Your instructions
Rewrite the rows below, changing every "trash-icon" to "delete-icon" and leaving everything else untouched.

Exercise inputs
※
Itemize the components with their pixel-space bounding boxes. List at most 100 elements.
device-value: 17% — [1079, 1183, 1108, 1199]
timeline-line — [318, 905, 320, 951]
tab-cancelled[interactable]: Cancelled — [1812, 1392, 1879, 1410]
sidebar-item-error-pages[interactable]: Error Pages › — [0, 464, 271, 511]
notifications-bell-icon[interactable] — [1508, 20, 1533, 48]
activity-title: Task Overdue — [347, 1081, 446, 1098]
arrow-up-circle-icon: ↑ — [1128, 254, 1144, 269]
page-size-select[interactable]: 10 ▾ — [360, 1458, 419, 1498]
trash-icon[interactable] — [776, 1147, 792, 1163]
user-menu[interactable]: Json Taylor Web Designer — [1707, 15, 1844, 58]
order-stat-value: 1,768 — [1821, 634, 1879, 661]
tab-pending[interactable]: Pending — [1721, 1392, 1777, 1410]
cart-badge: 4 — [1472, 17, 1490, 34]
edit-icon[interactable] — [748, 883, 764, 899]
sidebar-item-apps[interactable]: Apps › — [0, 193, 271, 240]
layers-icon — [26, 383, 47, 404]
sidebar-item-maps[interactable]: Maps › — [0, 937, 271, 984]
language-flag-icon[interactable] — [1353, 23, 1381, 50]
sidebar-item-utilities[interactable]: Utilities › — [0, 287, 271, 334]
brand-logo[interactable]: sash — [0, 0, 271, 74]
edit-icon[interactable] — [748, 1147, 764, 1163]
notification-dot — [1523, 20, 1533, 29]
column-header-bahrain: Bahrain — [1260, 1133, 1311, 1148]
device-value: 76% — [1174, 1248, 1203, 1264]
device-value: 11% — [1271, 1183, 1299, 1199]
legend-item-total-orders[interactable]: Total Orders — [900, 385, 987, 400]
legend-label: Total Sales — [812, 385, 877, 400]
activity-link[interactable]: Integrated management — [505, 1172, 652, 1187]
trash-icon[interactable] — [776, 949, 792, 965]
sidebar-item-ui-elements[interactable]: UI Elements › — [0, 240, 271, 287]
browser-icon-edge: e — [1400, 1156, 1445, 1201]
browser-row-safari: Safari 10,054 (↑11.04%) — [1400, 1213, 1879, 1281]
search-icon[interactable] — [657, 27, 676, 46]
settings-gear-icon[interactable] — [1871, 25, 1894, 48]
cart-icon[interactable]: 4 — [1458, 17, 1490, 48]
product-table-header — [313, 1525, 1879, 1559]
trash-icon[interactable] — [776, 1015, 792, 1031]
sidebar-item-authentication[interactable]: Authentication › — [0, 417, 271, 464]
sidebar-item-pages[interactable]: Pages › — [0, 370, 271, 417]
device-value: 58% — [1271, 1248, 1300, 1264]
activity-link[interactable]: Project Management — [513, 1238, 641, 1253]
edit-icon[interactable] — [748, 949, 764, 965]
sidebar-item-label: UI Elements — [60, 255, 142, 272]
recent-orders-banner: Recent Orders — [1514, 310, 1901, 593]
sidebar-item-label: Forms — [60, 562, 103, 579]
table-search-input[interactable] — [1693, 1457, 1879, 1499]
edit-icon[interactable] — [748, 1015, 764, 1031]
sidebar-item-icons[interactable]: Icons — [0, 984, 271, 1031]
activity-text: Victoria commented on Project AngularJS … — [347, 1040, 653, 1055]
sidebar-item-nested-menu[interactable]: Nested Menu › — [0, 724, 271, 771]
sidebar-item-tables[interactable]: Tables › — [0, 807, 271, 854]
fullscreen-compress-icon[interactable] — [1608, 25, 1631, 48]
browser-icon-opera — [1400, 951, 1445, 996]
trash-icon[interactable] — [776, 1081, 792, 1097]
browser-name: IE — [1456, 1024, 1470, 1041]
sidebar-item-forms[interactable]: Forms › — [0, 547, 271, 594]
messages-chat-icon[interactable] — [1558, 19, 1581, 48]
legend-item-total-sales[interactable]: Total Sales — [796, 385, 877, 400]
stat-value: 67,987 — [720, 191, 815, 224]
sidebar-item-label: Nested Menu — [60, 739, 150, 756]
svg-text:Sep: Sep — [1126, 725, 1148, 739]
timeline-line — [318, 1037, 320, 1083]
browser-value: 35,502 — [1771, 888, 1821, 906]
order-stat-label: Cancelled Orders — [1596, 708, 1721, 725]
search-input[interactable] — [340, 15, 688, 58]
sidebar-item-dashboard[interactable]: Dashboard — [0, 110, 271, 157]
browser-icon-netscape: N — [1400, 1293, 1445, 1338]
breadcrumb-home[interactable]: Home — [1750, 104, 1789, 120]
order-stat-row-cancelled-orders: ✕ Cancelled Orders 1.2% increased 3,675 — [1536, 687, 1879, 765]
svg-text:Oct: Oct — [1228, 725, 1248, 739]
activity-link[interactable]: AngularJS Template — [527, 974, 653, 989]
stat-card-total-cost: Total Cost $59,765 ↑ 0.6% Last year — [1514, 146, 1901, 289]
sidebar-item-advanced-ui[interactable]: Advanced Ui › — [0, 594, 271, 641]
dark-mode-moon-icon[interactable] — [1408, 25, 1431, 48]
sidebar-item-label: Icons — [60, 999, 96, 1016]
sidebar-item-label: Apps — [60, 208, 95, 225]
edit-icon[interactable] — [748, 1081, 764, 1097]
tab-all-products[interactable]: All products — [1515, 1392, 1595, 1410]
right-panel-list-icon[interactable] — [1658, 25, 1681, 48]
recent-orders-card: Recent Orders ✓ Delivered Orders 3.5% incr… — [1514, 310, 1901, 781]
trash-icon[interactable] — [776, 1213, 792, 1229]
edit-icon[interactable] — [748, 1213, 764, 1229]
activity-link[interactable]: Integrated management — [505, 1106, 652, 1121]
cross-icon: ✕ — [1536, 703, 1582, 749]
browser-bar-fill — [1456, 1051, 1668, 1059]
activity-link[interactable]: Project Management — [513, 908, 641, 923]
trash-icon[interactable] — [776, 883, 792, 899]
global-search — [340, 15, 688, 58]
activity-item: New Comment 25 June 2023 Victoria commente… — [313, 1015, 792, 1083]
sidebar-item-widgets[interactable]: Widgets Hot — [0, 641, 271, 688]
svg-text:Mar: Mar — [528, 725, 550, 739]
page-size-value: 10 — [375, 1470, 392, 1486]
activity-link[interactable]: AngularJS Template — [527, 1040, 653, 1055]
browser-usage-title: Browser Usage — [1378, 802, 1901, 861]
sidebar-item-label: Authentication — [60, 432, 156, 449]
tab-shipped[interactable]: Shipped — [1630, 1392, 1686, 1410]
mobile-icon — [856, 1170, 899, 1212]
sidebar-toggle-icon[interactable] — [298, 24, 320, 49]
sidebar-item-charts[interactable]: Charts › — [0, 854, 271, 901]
※
Exercise result
Itemize the components with their pixel-space bounding boxes. List at most 100 elements.
device-value: 17% — [1079, 1183, 1108, 1199]
timeline-line — [318, 905, 320, 951]
tab-cancelled[interactable]: Cancelled — [1812, 1392, 1879, 1410]
sidebar-item-error-pages[interactable]: Error Pages › — [0, 464, 271, 511]
notifications-bell-icon[interactable] — [1508, 20, 1533, 48]
activity-title: Task Overdue — [347, 1081, 446, 1098]
arrow-up-circle-icon: ↑ — [1128, 254, 1144, 269]
page-size-select[interactable]: 10 ▾ — [360, 1458, 419, 1498]
delete-icon[interactable] — [776, 1147, 792, 1163]
user-menu[interactable]: Json Taylor Web Designer — [1707, 15, 1844, 58]
order-stat-value: 1,768 — [1821, 634, 1879, 661]
tab-pending[interactable]: Pending — [1721, 1392, 1777, 1410]
cart-badge: 4 — [1472, 17, 1490, 34]
edit-icon[interactable] — [748, 883, 764, 899]
sidebar-item-apps[interactable]: Apps › — [0, 193, 271, 240]
layers-icon — [26, 383, 47, 404]
sidebar-item-maps[interactable]: Maps › — [0, 937, 271, 984]
language-flag-icon[interactable] — [1353, 23, 1381, 50]
sidebar-item-utilities[interactable]: Utilities › — [0, 287, 271, 334]
brand-logo[interactable]: sash — [0, 0, 271, 74]
edit-icon[interactable] — [748, 1147, 764, 1163]
notification-dot — [1523, 20, 1533, 29]
column-header-bahrain: Bahrain — [1260, 1133, 1311, 1148]
device-value: 76% — [1174, 1248, 1203, 1264]
device-value: 11% — [1271, 1183, 1299, 1199]
legend-item-total-orders[interactable]: Total Orders — [900, 385, 987, 400]
legend-label: Total Sales — [812, 385, 877, 400]
activity-link[interactable]: Integrated management — [505, 1172, 652, 1187]
delete-icon[interactable] — [776, 949, 792, 965]
sidebar-item-ui-elements[interactable]: UI Elements › — [0, 240, 271, 287]
browser-icon-edge: e — [1400, 1156, 1445, 1201]
browser-row-safari: Safari 10,054 (↑11.04%) — [1400, 1213, 1879, 1281]
search-icon[interactable] — [657, 27, 676, 46]
settings-gear-icon[interactable] — [1871, 25, 1894, 48]
cart-icon[interactable]: 4 — [1458, 17, 1490, 48]
product-table-header — [313, 1525, 1879, 1559]
delete-icon[interactable] — [776, 1015, 792, 1031]
sidebar-item-authentication[interactable]: Authentication › — [0, 417, 271, 464]
sidebar-item-pages[interactable]: Pages › — [0, 370, 271, 417]
device-value: 58% — [1271, 1248, 1300, 1264]
activity-link[interactable]: Project Management — [513, 1238, 641, 1253]
edit-icon[interactable] — [748, 949, 764, 965]
sidebar-item-label: UI Elements — [60, 255, 142, 272]
recent-orders-banner: Recent Orders — [1514, 310, 1901, 593]
sidebar-item-label: Forms — [60, 562, 103, 579]
table-search-input[interactable] — [1693, 1457, 1879, 1499]
edit-icon[interactable] — [748, 1015, 764, 1031]
sidebar-item-icons[interactable]: Icons — [0, 984, 271, 1031]
activity-text: Victoria commented on Project AngularJS … — [347, 1040, 653, 1055]
sidebar-item-nested-menu[interactable]: Nested Menu › — [0, 724, 271, 771]
sidebar-item-tables[interactable]: Tables › — [0, 807, 271, 854]
fullscreen-compress-icon[interactable] — [1608, 25, 1631, 48]
browser-icon-opera — [1400, 951, 1445, 996]
delete-icon[interactable] — [776, 1081, 792, 1097]
browser-name: IE — [1456, 1024, 1470, 1041]
sidebar-item-forms[interactable]: Forms › — [0, 547, 271, 594]
messages-chat-icon[interactable] — [1558, 19, 1581, 48]
legend-item-total-sales[interactable]: Total Sales — [796, 385, 877, 400]
stat-value: 67,987 — [720, 191, 815, 224]
sidebar-item-label: Nested Menu — [60, 739, 150, 756]
svg-text:Sep: Sep — [1126, 725, 1148, 739]
timeline-line — [318, 1037, 320, 1083]
browser-value: 35,502 — [1771, 888, 1821, 906]
order-stat-label: Cancelled Orders — [1596, 708, 1721, 725]
search-input[interactable] — [340, 15, 688, 58]
sidebar-item-dashboard[interactable]: Dashboard — [0, 110, 271, 157]
browser-icon-netscape: N — [1400, 1293, 1445, 1338]
breadcrumb-home[interactable]: Home — [1750, 104, 1789, 120]
order-stat-row-cancelled-orders: ✕ Cancelled Orders 1.2% increased 3,675 — [1536, 687, 1879, 765]
svg-text:Oct: Oct — [1228, 725, 1248, 739]
activity-link[interactable]: AngularJS Template — [527, 974, 653, 989]
stat-card-total-cost: Total Cost $59,765 ↑ 0.6% Last year — [1514, 146, 1901, 289]
sidebar-item-advanced-ui[interactable]: Advanced Ui › — [0, 594, 271, 641]
dark-mode-moon-icon[interactable] — [1408, 25, 1431, 48]
sidebar-item-label: Icons — [60, 999, 96, 1016]
sidebar-item-label: Apps — [60, 208, 95, 225]
edit-icon[interactable] — [748, 1081, 764, 1097]
tab-all-products[interactable]: All products — [1515, 1392, 1595, 1410]
right-panel-list-icon[interactable] — [1658, 25, 1681, 48]
recent-orders-card: Recent Orders ✓ Delivered Orders 3.5% incr… — [1514, 310, 1901, 781]
delete-icon[interactable] — [776, 1213, 792, 1229]
edit-icon[interactable] — [748, 1213, 764, 1229]
activity-link[interactable]: Integrated management — [505, 1106, 652, 1121]
cross-icon: ✕ — [1536, 703, 1582, 749]
browser-bar-fill — [1456, 1051, 1668, 1059]
activity-link[interactable]: Project Management — [513, 908, 641, 923]
delete-icon[interactable] — [776, 883, 792, 899]
global-search — [340, 15, 688, 58]
activity-item: New Comment 25 June 2023 Victoria commente… — [313, 1015, 792, 1083]
sidebar-item-widgets[interactable]: Widgets Hot — [0, 641, 271, 688]
svg-text:Mar: Mar — [528, 725, 550, 739]
page-size-value: 10 — [375, 1470, 392, 1486]
activity-link[interactable]: AngularJS Template — [527, 1040, 653, 1055]
browser-usage-title: Browser Usage — [1378, 802, 1901, 861]
sidebar-item-label: Authentication — [60, 432, 156, 449]
tab-shipped[interactable]: Shipped — [1630, 1392, 1686, 1410]
mobile-icon — [856, 1170, 899, 1212]
sidebar-toggle-icon[interactable] — [298, 24, 320, 49]
sidebar-item-charts[interactable]: Charts › — [0, 854, 271, 901]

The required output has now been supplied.